Entries provided –
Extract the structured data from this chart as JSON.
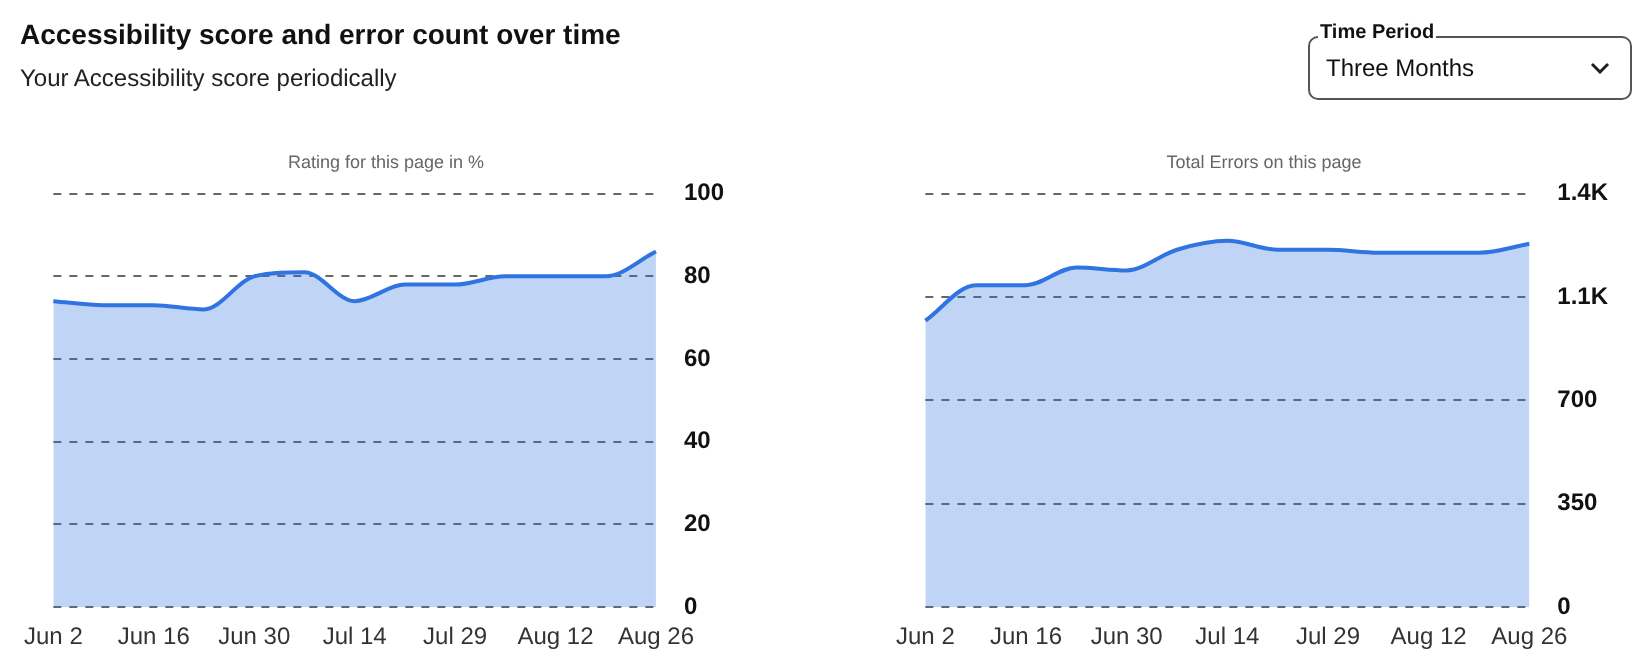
{
  "chart_data": [
    {
      "type": "other",
      "title": "Accessibility score and error count over time",
      "subtitle": "Your Accessibility score periodically",
      "annotations": [
        "Time Period",
        "Three Months"
      ]
    },
    {
      "type": "area",
      "title": "Rating for this page in %",
      "categories": [
        "Jun 2",
        null,
        "Jun 16",
        null,
        "Jun 30",
        null,
        "Jul 14",
        null,
        "Jul 29",
        null,
        "Aug 12",
        null,
        "Aug 26"
      ],
      "series": [
        {
          "color": "#2f74e0",
          "values": [
            74,
            73,
            73,
            72,
            80,
            81,
            74,
            78,
            78,
            80,
            80,
            80,
            86
          ]
        }
      ],
      "ylim": [
        0,
        100
      ],
      "yticks": [
        0,
        20,
        40,
        60,
        80,
        100
      ],
      "grid": "y"
    },
    {
      "type": "area",
      "title": "Total Errors on this page",
      "categories": [
        "Jun 2",
        null,
        "Jun 16",
        null,
        "Jun 30",
        null,
        "Jul 14",
        null,
        "Jul 29",
        null,
        "Aug 12",
        null,
        "Aug 26"
      ],
      "series": [
        {
          "color": "#2f74e0",
          "values": [
            970,
            1090,
            1090,
            1150,
            1140,
            1210,
            1240,
            1210,
            1210,
            1200,
            1200,
            1200,
            1230
          ]
        }
      ],
      "ylim": [
        0,
        1400
      ],
      "yticks": [
        0,
        350,
        700,
        {
          "value": 1050,
          "label": "1.1K"
        },
        {
          "value": 1400,
          "label": "1.4K"
        }
      ],
      "grid": "y"
    }
  ]
}
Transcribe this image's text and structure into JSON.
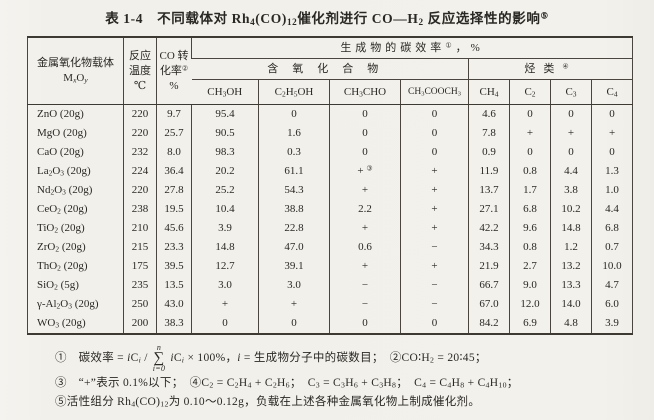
{
  "page": {
    "background": "#f3f1ec",
    "ink": "#2a2824",
    "rule_color": "#3d3a34"
  },
  "title_html": "表 1-4&emsp;不同载体对 Rh<sub>4</sub>(CO)<sub>12</sub>催化剂进行 CO—H<sub>2</sub> 反应选择性的影响<sup>⑤</sup>",
  "table": {
    "header": {
      "oxide_line1": "金属氧化物载体",
      "oxide_line2_html": "M<sub><i>x</i></sub>O<sub><i>y</i></sub>",
      "temp_html": "反应<br>温度<br>℃",
      "conv_html": "CO 转<br>化率<sup>②</sup><br>%",
      "group_carbon_eff_html": "生成物的碳效率<sup>①</sup>，%",
      "group_oxygenates": "含氧化合物",
      "group_hydrocarbons_html": "烃类<sup>④</sup>",
      "product_cols_html": [
        "CH<sub>3</sub>OH",
        "C<sub>2</sub>H<sub>5</sub>OH",
        "CH<sub>3</sub>CHO",
        "CH<sub>3</sub>COOCH<sub>3</sub>",
        "CH<sub>4</sub>",
        "C<sub>2</sub>",
        "C<sub>3</sub>",
        "C<sub>4</sub>"
      ]
    },
    "rows": [
      {
        "oxide_html": "ZnO (20g)",
        "temp": "220",
        "conv": "9.7",
        "values": [
          "95.4",
          "0",
          "0",
          "0",
          "4.6",
          "0",
          "0",
          "0"
        ]
      },
      {
        "oxide_html": "MgO (20g)",
        "temp": "220",
        "conv": "25.7",
        "values": [
          "90.5",
          "1.6",
          "0",
          "0",
          "7.8",
          "+",
          "+",
          "+"
        ]
      },
      {
        "oxide_html": "CaO (20g)",
        "temp": "232",
        "conv": "8.0",
        "values": [
          "98.3",
          "0.3",
          "0",
          "0",
          "0.9",
          "0",
          "0",
          "0"
        ]
      },
      {
        "oxide_html": "La<sub>2</sub>O<sub>3</sub> (20g)",
        "temp": "224",
        "conv": "36.4",
        "values": [
          "20.2",
          "61.1",
          "+ <sup>③</sup>",
          "+",
          "11.9",
          "0.8",
          "4.4",
          "1.3"
        ]
      },
      {
        "oxide_html": "Nd<sub>2</sub>O<sub>3</sub> (20g)",
        "temp": "220",
        "conv": "27.8",
        "values": [
          "25.2",
          "54.3",
          "+",
          "+",
          "13.7",
          "1.7",
          "3.8",
          "1.0"
        ]
      },
      {
        "oxide_html": "CeO<sub>2</sub> (20g)",
        "temp": "238",
        "conv": "19.5",
        "values": [
          "10.4",
          "38.8",
          "2.2",
          "+",
          "27.1",
          "6.8",
          "10.2",
          "4.4"
        ]
      },
      {
        "oxide_html": "TiO<sub>2</sub> (20g)",
        "temp": "210",
        "conv": "45.6",
        "values": [
          "3.9",
          "22.8",
          "+",
          "+",
          "42.2",
          "9.6",
          "14.8",
          "6.8"
        ]
      },
      {
        "oxide_html": "ZrO<sub>2</sub> (20g)",
        "temp": "215",
        "conv": "23.3",
        "values": [
          "14.8",
          "47.0",
          "0.6",
          "−",
          "34.3",
          "0.8",
          "1.2",
          "0.7"
        ]
      },
      {
        "oxide_html": "ThO<sub>2</sub> (20g)",
        "temp": "175",
        "conv": "39.5",
        "values": [
          "12.7",
          "39.1",
          "+",
          "+",
          "21.9",
          "2.7",
          "13.2",
          "10.0"
        ]
      },
      {
        "oxide_html": "SiO<sub>2</sub> (5g)",
        "temp": "235",
        "conv": "13.5",
        "values": [
          "3.0",
          "3.0",
          "−",
          "−",
          "66.7",
          "9.0",
          "13.3",
          "4.7"
        ]
      },
      {
        "oxide_html": "γ-Al<sub>2</sub>O<sub>3</sub> (20g)",
        "temp": "250",
        "conv": "43.0",
        "values": [
          "+",
          "+",
          "−",
          "−",
          "67.0",
          "12.0",
          "14.0",
          "6.0"
        ]
      },
      {
        "oxide_html": "WO<sub>3</sub> (20g)",
        "temp": "200",
        "conv": "38.3",
        "values": [
          "0",
          "0",
          "0",
          "0",
          "84.2",
          "6.9",
          "4.8",
          "3.9"
        ]
      }
    ]
  },
  "footnotes": {
    "fn1_pre_html": "①　碳效率 = <i>i</i>C<sub><i>i</i></sub> /",
    "sigma": {
      "top": "n",
      "symbol": "∑",
      "bottom": "i=0"
    },
    "fn1_post_html": "<i>i</i>C<sub><i>i</i></sub> × 100%，<i>i</i> = 生成物分子中的碳数目；　②CO∶H<sub>2</sub> = 20∶45；",
    "fn2_html": "③　“+”表示 0.1%以下；　④C<sub>2</sub> = C<sub>2</sub>H<sub>4</sub> + C<sub>2</sub>H<sub>6</sub>；　C<sub>3</sub> = C<sub>3</sub>H<sub>6</sub> + C<sub>3</sub>H<sub>8</sub>；　C<sub>4</sub> = C<sub>4</sub>H<sub>8</sub> + C<sub>4</sub>H<sub>10</sub>；",
    "fn3_html": "⑤活性组分 Rh<sub>4</sub>(CO)<sub>12</sub>为 0.10～0.12g，负载在上述各种金属氧化物上制成催化剂。"
  }
}
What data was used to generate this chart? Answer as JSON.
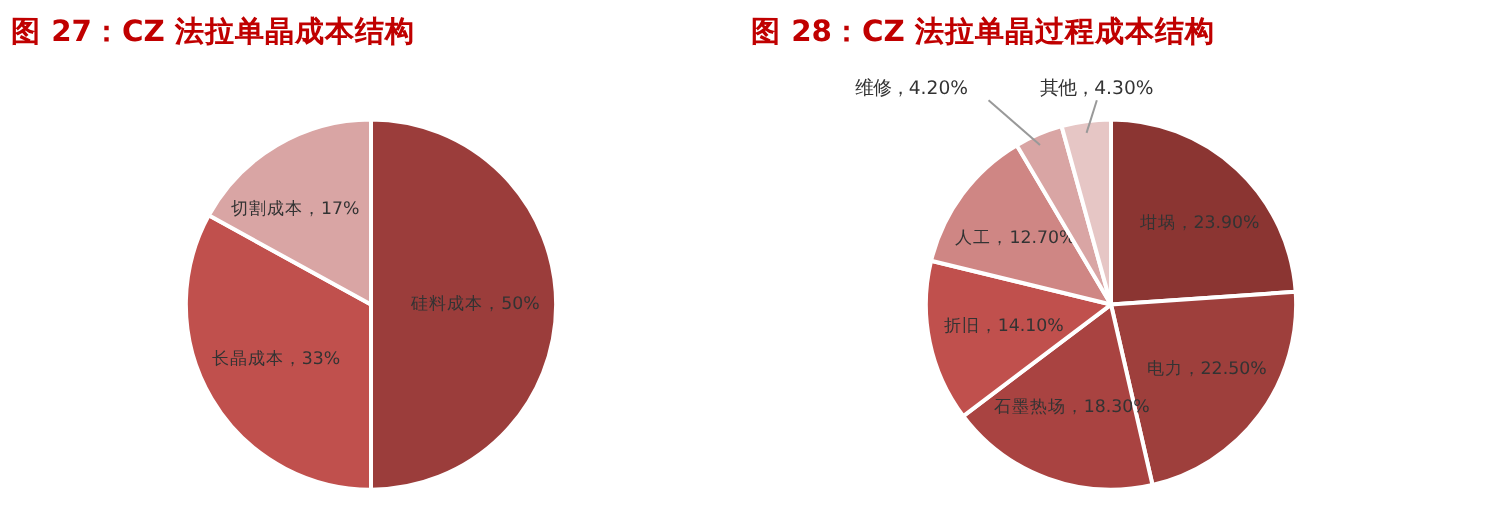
{
  "chart_data": [
    {
      "type": "pie",
      "title": "图 27：CZ 法拉单晶成本结构",
      "categories": [
        "硅料成本",
        "长晶成本",
        "切割成本"
      ],
      "values": [
        50,
        33,
        17
      ],
      "value_labels": [
        "50%",
        "33%",
        "17%"
      ],
      "colors": [
        "#9b3d3b",
        "#c0504d",
        "#d9a5a4"
      ],
      "legend": false
    },
    {
      "type": "pie",
      "title": "图 28：CZ 法拉单晶过程成本结构",
      "categories": [
        "坩埚",
        "电力",
        "石墨热场",
        "折旧",
        "人工",
        "维修",
        "其他"
      ],
      "values": [
        23.9,
        22.5,
        18.3,
        14.1,
        12.7,
        4.2,
        4.3
      ],
      "value_labels": [
        "23.90%",
        "22.50%",
        "18.30%",
        "14.10%",
        "12.70%",
        "4.20%",
        "4.30%"
      ],
      "colors": [
        "#8b3532",
        "#9e3f3c",
        "#a94341",
        "#c0504d",
        "#cf8684",
        "#d9a5a4",
        "#e6c6c5"
      ],
      "legend": false
    }
  ]
}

Task requirements –
Where a line above contains the string "JSON", copy that line.

Full response –
Extract the structured data from this chart as JSON.
Transcribe this image's text and structure into JSON.
What data was used to generate this chart? Answer as JSON.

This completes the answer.